WORK INSTRUCTIONS:
All records should be reproduced verbatim.

**** MATERIAL FOR THE TASK ****

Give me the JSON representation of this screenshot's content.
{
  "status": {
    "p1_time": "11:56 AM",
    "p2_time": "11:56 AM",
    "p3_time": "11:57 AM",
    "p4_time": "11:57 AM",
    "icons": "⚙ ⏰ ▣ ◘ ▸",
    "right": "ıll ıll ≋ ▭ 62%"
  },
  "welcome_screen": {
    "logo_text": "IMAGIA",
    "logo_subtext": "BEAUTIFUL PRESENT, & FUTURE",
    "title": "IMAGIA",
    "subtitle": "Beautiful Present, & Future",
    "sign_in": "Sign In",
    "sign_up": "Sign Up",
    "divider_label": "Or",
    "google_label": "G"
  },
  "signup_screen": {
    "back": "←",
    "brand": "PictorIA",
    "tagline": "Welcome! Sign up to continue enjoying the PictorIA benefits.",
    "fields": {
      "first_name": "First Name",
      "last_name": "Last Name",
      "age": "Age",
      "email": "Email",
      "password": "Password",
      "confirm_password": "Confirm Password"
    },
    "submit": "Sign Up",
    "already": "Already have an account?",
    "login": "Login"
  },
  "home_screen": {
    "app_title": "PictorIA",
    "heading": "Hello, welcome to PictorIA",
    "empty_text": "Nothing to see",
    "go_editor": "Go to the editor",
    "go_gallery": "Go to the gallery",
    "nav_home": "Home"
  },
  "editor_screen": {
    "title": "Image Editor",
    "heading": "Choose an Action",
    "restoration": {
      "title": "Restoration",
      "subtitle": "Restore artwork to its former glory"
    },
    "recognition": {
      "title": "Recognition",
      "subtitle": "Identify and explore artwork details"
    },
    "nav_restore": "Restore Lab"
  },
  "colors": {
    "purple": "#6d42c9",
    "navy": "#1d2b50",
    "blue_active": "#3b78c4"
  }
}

****

ANSWER TO THIS PROBLEM:
Give me the JSON representation of this screenshot's content.
{
  "status": {
    "p1_time": "11:56 AM",
    "p2_time": "11:56 AM",
    "p3_time": "11:57 AM",
    "p4_time": "11:57 AM",
    "icons": "⚙ ⏰ ▣ ◘ ▸",
    "right": "ıll ıll ≋ ▭ 62%"
  },
  "welcome_screen": {
    "logo_text": "IMAGIA",
    "logo_subtext": "BEAUTIFUL PRESENT, & FUTURE",
    "title": "IMAGIA",
    "subtitle": "Beautiful Present, & Future",
    "sign_in": "Sign In",
    "sign_up": "Sign Up",
    "divider_label": "Or",
    "google_label": "G"
  },
  "signup_screen": {
    "back": "←",
    "brand": "PictorIA",
    "tagline": "Welcome! Sign up to continue enjoying the PictorIA benefits.",
    "fields": {
      "first_name": "First Name",
      "last_name": "Last Name",
      "age": "Age",
      "email": "Email",
      "password": "Password",
      "confirm_password": "Confirm Password"
    },
    "submit": "Sign Up",
    "already": "Already have an account?",
    "login": "Login"
  },
  "home_screen": {
    "app_title": "PictorIA",
    "heading": "Hello, welcome to PictorIA",
    "empty_text": "Nothing to see",
    "go_editor": "Go to the editor",
    "go_gallery": "Go to the gallery",
    "nav_home": "Home"
  },
  "editor_screen": {
    "title": "Image Editor",
    "heading": "Choose an Action",
    "restoration": {
      "title": "Restoration",
      "subtitle": "Restore artwork to its former glory"
    },
    "recognition": {
      "title": "Recognition",
      "subtitle": "Identify and explore artwork details"
    },
    "nav_restore": "Restore Lab"
  },
  "colors": {
    "purple": "#6d42c9",
    "navy": "#1d2b50",
    "blue_active": "#3b78c4"
  }
}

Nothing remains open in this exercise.